-- Start LISTING --

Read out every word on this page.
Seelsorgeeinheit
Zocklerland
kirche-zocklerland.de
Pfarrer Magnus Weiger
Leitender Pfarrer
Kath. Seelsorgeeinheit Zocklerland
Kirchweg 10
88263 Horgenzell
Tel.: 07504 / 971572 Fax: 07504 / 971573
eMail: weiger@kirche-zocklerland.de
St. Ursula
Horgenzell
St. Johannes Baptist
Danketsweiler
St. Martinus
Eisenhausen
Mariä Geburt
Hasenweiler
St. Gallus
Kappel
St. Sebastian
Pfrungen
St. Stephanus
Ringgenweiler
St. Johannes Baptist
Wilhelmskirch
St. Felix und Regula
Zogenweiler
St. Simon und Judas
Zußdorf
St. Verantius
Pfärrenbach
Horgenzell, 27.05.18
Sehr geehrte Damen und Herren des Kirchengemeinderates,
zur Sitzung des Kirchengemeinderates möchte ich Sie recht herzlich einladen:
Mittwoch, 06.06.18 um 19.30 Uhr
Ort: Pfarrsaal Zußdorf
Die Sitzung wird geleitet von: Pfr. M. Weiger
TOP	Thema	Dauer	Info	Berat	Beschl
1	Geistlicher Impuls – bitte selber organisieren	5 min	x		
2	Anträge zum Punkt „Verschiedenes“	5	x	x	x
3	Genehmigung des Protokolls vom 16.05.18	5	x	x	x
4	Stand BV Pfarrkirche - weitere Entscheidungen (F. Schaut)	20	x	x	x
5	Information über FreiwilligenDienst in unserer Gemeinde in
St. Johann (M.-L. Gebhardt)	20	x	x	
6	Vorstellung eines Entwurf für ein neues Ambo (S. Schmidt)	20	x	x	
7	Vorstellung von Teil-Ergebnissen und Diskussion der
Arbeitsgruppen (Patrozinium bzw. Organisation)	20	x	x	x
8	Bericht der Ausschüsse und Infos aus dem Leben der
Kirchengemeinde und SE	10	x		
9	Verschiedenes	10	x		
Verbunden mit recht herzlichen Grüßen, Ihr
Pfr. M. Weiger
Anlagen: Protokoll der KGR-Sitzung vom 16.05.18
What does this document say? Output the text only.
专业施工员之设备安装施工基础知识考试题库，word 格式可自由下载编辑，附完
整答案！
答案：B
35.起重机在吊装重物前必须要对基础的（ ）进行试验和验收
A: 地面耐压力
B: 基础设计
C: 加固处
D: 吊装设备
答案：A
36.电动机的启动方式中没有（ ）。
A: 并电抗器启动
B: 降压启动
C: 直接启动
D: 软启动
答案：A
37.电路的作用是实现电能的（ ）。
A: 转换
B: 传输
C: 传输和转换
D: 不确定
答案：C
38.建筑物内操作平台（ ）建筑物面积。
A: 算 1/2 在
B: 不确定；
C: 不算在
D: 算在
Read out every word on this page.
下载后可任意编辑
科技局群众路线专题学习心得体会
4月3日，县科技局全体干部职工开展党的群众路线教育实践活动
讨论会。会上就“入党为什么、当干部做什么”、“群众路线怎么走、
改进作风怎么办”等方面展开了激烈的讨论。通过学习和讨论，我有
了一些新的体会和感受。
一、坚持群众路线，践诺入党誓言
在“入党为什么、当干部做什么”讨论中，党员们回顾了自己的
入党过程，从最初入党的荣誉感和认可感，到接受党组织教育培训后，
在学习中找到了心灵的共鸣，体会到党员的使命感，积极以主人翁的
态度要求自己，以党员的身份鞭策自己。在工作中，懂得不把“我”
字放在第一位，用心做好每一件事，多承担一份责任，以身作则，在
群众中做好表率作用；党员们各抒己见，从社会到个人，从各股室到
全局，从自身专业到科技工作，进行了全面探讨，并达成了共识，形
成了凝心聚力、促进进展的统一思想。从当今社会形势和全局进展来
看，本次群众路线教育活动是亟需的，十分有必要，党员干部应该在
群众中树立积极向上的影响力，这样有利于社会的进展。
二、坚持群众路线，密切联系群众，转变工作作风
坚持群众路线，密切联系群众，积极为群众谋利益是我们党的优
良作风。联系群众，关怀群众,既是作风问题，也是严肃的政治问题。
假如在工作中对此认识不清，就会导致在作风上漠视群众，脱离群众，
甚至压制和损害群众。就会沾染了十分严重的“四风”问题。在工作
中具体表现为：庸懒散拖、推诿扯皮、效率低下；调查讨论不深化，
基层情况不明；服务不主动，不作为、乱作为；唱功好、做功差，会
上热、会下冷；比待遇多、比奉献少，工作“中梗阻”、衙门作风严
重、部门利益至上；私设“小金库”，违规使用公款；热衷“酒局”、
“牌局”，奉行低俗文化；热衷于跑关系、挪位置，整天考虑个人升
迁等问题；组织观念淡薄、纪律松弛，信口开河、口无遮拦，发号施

-- End LISTING --

Collect the lines of the data that carry the word "Horgenzell".

88263 Horgenzell
Horgenzell
Horgenzell, 27.05.18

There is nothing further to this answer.